(Source data)
-------------------------

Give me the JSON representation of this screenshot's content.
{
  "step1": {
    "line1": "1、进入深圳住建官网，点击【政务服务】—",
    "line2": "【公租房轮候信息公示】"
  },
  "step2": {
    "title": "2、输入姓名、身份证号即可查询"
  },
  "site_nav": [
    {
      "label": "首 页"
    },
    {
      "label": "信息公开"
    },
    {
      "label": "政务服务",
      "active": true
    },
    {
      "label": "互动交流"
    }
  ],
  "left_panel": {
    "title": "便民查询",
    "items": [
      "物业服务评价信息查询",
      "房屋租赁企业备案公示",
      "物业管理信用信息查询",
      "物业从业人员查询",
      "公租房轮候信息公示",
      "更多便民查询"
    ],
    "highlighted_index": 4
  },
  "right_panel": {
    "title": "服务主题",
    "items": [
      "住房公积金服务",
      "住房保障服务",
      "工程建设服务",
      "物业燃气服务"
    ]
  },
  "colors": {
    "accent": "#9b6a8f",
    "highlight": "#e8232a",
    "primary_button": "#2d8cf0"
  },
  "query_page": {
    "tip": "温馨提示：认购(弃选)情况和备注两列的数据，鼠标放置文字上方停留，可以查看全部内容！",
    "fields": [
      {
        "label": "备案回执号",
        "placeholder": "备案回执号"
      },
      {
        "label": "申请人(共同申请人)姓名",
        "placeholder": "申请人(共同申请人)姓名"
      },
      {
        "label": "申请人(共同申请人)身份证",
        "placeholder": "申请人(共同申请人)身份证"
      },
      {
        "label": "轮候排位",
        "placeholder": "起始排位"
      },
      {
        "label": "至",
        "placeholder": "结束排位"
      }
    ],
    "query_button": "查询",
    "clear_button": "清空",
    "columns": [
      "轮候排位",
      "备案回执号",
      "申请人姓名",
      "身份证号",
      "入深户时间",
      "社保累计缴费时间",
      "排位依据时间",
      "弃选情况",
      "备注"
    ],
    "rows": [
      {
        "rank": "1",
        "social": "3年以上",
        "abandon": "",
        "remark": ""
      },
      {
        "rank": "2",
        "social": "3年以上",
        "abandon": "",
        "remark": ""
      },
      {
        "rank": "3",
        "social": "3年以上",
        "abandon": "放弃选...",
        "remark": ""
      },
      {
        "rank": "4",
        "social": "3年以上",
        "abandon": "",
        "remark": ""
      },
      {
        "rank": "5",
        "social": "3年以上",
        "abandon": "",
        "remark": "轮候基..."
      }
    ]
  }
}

-------------------------

YOUR TASK:
Scan the records above for the string "title", then report every line that contains it.

FINISHED TASK:
    "title": "2、输入姓名、身份证号即可查询"
    "title": "便民查询",
    "title": "服务主题",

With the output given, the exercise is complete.